:: WHAT IS EXPECTED ::
Pull every line containing "терминалах" from the entries.
+--
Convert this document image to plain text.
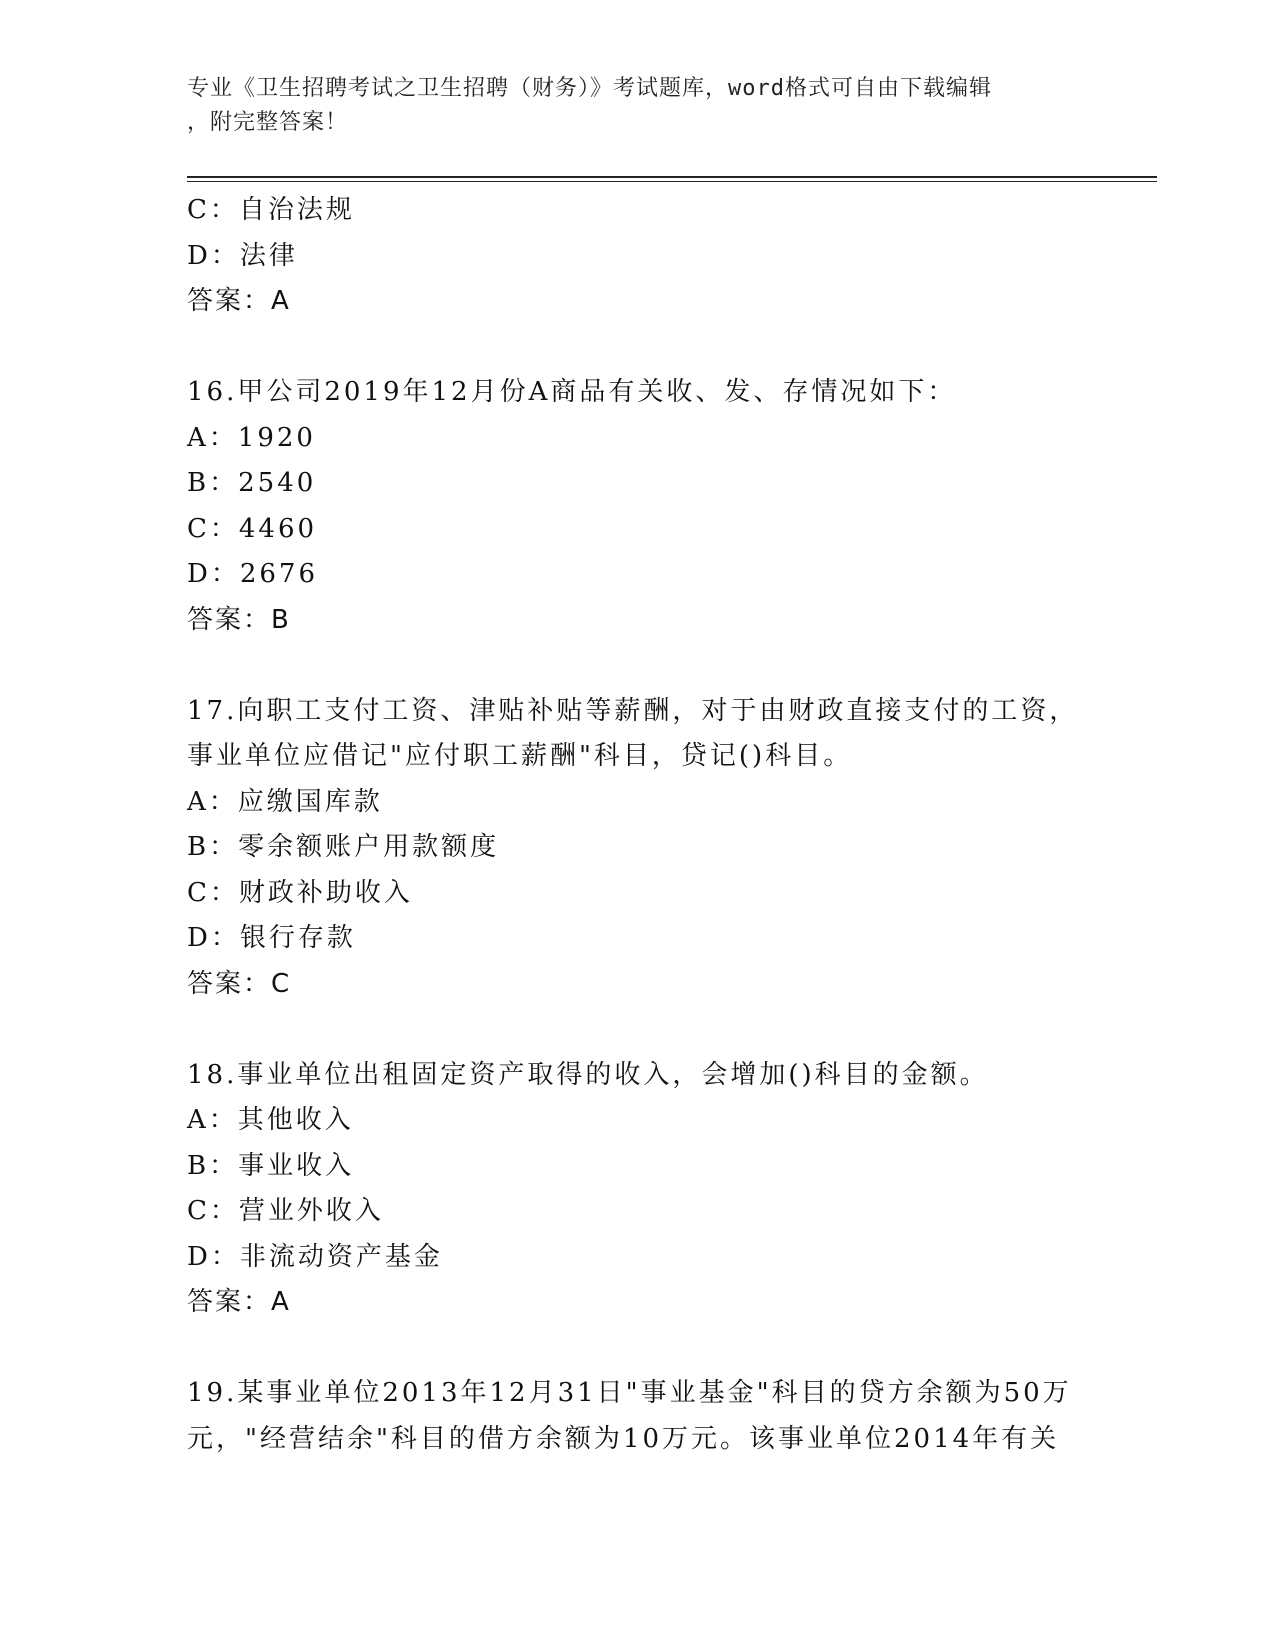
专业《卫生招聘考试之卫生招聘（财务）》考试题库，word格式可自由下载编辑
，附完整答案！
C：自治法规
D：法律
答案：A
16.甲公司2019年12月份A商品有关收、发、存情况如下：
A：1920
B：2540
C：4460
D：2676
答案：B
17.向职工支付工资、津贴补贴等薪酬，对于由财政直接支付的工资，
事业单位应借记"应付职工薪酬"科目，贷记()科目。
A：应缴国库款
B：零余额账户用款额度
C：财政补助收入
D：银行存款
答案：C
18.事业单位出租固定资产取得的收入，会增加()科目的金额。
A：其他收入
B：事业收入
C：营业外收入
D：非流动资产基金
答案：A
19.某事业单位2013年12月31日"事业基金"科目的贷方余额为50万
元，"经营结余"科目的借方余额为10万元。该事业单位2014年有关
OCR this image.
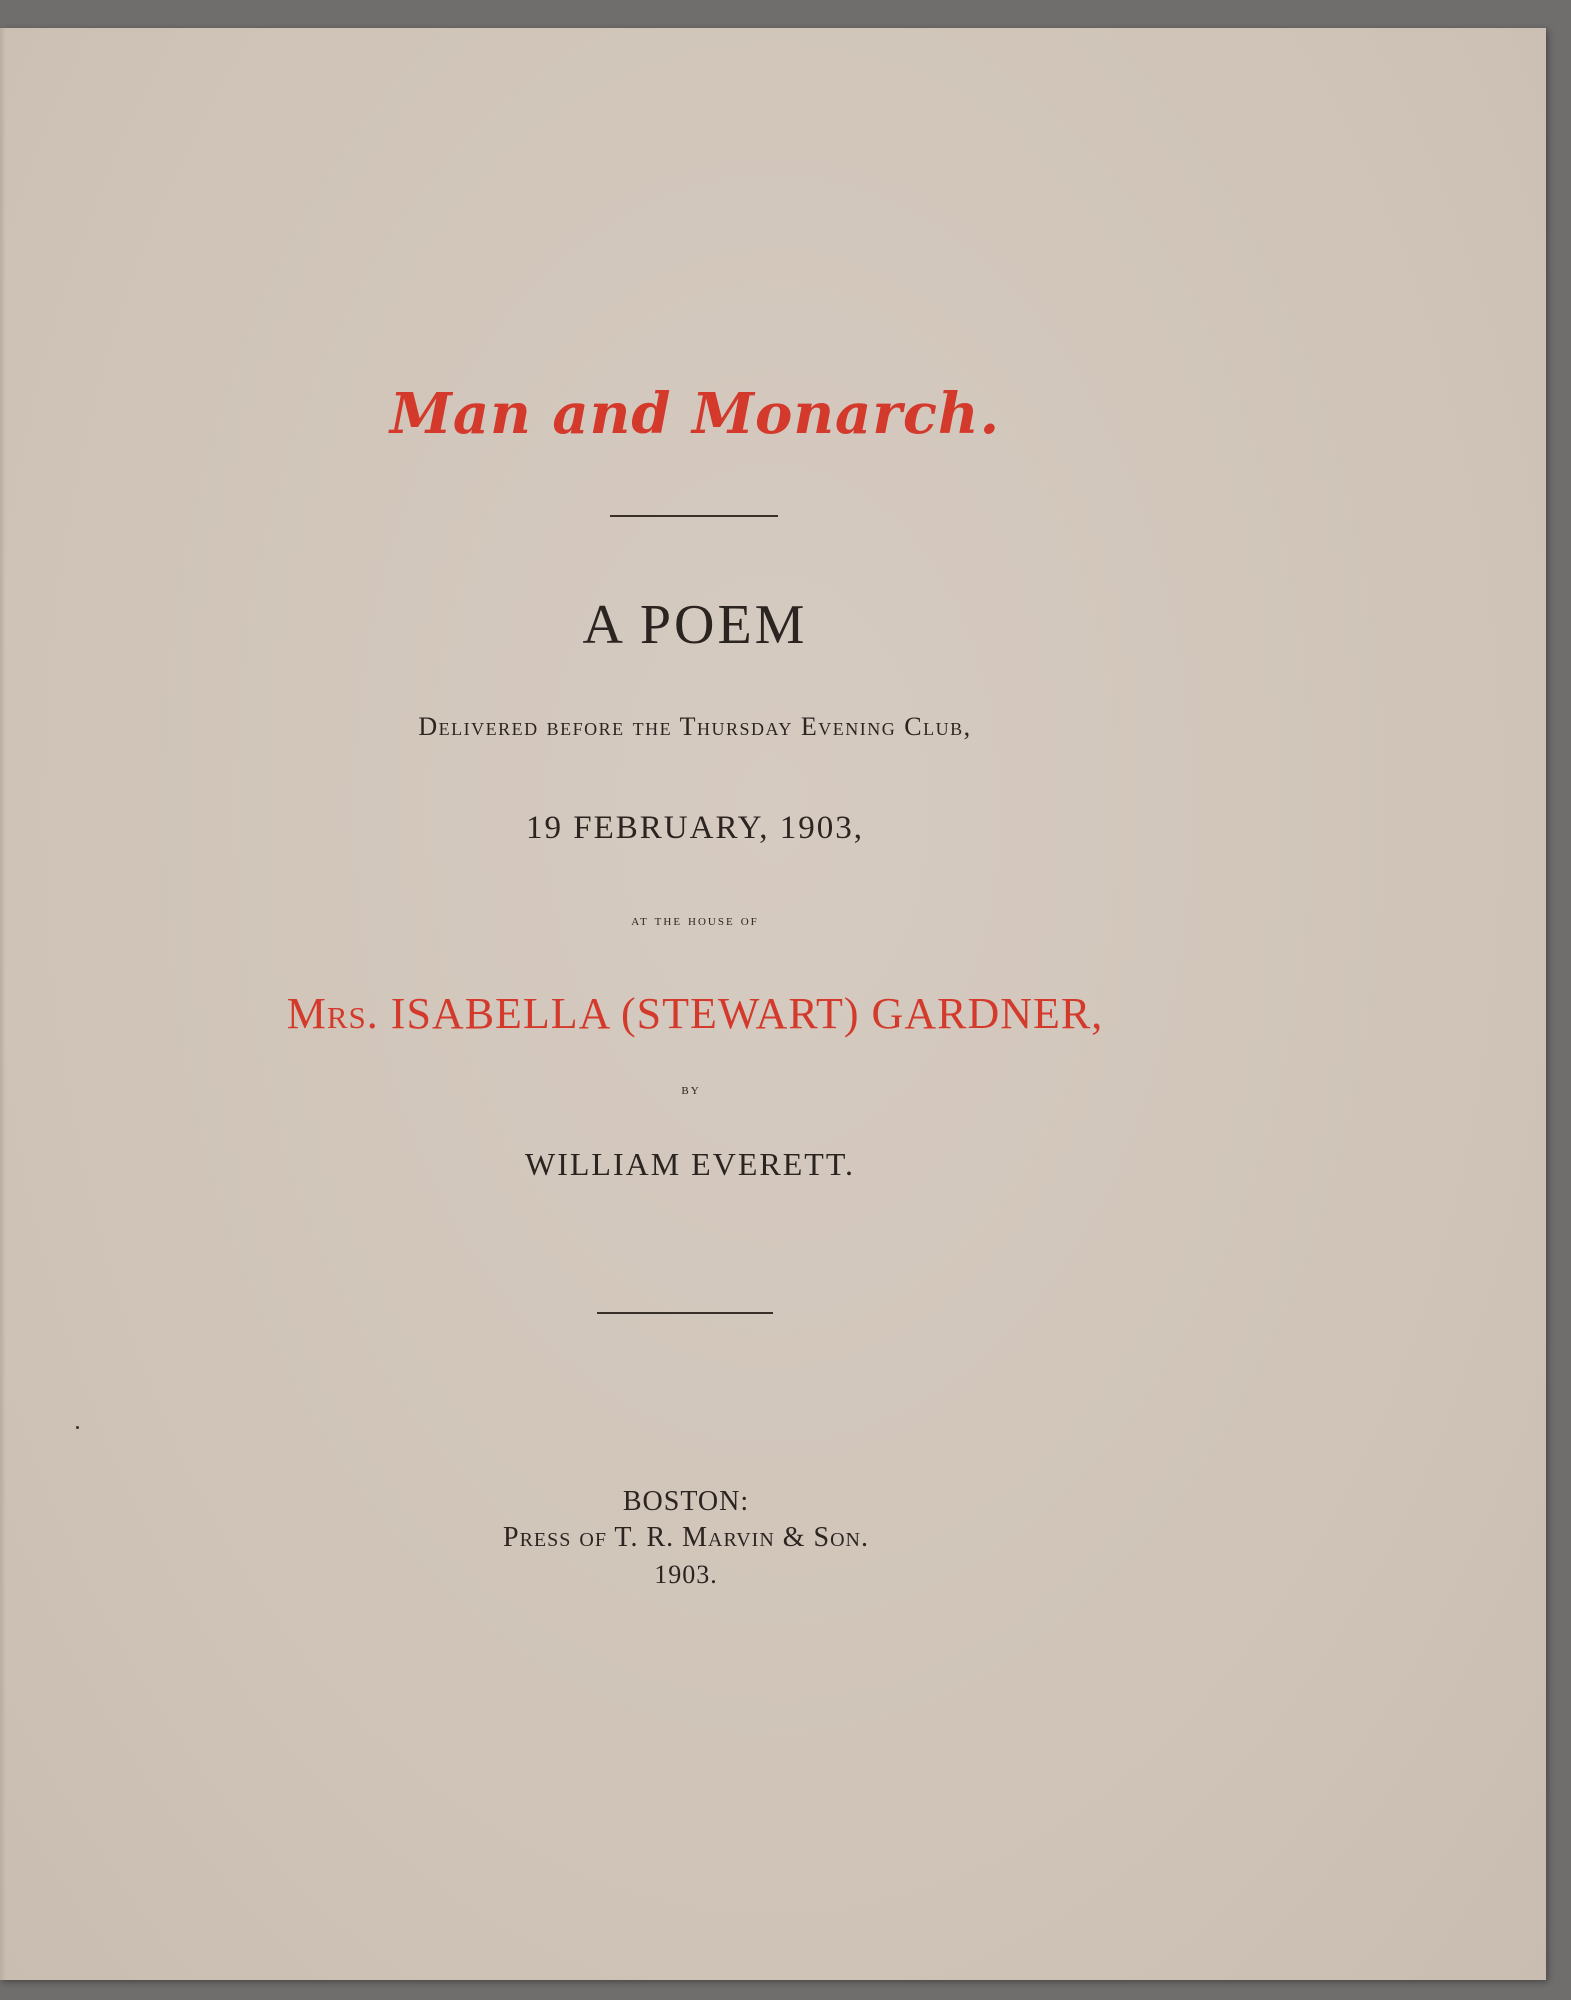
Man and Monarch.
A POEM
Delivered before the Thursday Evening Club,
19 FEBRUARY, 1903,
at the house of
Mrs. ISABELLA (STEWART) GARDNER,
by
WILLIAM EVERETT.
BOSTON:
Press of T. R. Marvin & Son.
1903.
+--
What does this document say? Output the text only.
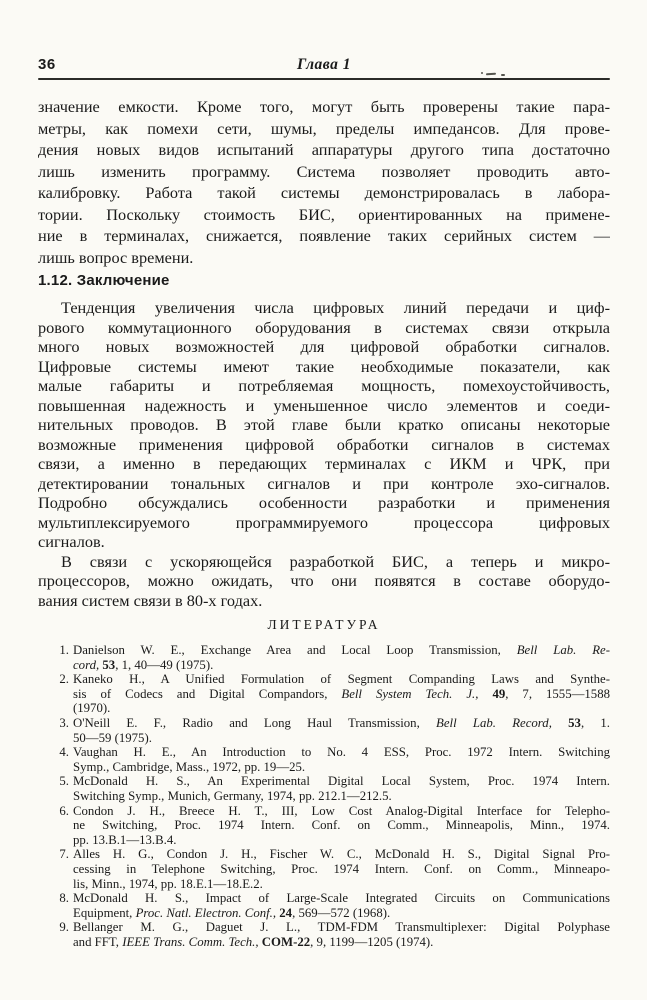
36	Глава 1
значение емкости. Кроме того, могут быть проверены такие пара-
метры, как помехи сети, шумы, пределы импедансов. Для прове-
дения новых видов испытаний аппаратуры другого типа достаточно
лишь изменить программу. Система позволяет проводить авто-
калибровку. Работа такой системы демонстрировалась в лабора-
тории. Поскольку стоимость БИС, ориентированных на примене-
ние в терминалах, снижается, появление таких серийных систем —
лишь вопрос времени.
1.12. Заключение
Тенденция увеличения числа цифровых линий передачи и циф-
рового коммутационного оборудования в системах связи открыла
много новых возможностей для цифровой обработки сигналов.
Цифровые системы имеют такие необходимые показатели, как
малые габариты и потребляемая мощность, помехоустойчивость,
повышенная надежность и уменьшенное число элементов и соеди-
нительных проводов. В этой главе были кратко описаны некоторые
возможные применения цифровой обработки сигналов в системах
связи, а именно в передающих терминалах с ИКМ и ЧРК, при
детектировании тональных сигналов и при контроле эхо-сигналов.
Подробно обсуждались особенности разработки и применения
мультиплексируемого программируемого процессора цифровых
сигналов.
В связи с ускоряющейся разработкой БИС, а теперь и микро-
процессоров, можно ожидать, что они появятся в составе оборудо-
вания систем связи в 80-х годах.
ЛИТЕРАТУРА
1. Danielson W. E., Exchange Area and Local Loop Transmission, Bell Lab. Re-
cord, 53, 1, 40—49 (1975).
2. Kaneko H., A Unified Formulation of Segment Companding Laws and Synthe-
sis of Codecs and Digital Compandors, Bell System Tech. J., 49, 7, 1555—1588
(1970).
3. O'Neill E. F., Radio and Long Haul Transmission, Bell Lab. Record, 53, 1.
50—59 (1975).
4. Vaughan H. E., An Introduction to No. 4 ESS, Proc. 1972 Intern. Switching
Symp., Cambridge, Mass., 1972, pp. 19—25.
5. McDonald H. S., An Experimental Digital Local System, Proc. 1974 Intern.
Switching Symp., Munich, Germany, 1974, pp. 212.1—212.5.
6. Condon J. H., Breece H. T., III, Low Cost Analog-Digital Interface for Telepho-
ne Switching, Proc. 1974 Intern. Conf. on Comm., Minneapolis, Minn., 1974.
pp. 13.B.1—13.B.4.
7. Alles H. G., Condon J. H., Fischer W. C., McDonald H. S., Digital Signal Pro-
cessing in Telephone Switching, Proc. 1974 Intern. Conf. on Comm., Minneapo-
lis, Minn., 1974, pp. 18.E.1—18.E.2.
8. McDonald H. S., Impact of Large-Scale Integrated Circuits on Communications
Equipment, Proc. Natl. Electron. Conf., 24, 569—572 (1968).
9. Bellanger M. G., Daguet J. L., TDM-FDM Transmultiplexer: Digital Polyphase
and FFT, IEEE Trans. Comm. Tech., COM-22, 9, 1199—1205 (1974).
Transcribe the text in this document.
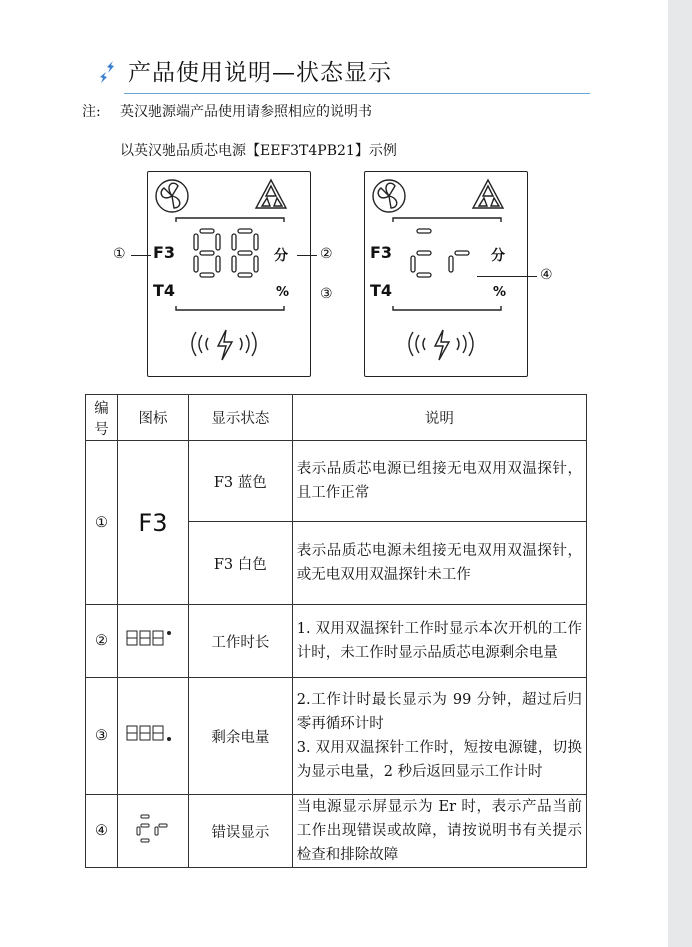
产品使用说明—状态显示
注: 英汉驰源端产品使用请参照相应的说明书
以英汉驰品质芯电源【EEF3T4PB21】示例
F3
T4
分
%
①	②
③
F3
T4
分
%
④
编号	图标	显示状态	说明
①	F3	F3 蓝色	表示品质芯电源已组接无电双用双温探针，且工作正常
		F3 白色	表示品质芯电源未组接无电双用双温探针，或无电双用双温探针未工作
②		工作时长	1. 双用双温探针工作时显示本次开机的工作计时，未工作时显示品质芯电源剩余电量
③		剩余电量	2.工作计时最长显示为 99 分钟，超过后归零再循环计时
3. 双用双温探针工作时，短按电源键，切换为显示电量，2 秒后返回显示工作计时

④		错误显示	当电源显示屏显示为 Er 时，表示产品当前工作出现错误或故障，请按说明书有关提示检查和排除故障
+--
:: TASK SOLUTION ::
ние в терминалах, снижается, появление таких серийных систем —
связи, а именно в передающих терминалах с ИКМ и ЧРК, при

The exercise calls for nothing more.